Data records
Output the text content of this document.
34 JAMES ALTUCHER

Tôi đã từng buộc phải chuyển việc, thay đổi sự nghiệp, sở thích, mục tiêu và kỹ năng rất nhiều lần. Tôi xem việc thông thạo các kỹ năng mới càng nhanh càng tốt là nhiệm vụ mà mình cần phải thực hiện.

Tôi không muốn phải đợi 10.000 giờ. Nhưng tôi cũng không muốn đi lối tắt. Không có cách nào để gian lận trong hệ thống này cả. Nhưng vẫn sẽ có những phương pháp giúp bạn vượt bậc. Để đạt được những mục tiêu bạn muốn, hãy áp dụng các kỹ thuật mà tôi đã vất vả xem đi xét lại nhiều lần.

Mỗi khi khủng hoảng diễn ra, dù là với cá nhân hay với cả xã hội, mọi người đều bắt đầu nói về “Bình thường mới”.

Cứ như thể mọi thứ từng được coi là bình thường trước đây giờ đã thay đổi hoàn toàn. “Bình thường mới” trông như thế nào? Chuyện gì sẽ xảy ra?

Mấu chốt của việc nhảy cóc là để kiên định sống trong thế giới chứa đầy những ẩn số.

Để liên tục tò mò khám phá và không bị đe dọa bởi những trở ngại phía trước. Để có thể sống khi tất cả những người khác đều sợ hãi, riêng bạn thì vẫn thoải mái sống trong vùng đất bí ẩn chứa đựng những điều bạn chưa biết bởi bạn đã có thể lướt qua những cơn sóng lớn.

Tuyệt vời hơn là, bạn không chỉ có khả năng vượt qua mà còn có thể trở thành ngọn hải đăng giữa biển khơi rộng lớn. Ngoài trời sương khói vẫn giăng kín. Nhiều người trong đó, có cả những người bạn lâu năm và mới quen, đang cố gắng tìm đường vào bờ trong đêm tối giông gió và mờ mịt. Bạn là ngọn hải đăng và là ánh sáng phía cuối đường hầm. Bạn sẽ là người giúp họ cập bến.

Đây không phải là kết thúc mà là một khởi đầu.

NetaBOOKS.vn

▶ **Your task**: Single out each line of the records above with the string "phía" in it, and copy it.

▶ **The result**:
Để liên tục tò mò khám phá và không bị đe dọa bởi những trở ngại phía trước. Để có thể sống khi tất cả những người khác đều sợ hãi, riêng bạn thì vẫn thoải mái sống trong vùng đất bí ẩn chứa đựng những điều bạn chưa biết bởi bạn đã có thể lướt qua những cơn sóng lớn.
Tuyệt vời hơn là, bạn không chỉ có khả năng vượt qua mà còn có thể trở thành ngọn hải đăng giữa biển khơi rộng lớn. Ngoài trời sương khói vẫn giăng kín. Nhiều người trong đó, có cả những người bạn lâu năm và mới quen, đang cố gắng tìm đường vào bờ trong đêm tối giông gió và mờ mịt. Bạn là ngọn hải đăng và là ánh sáng phía cuối đường hầm. Bạn sẽ là người giúp họ cập bến.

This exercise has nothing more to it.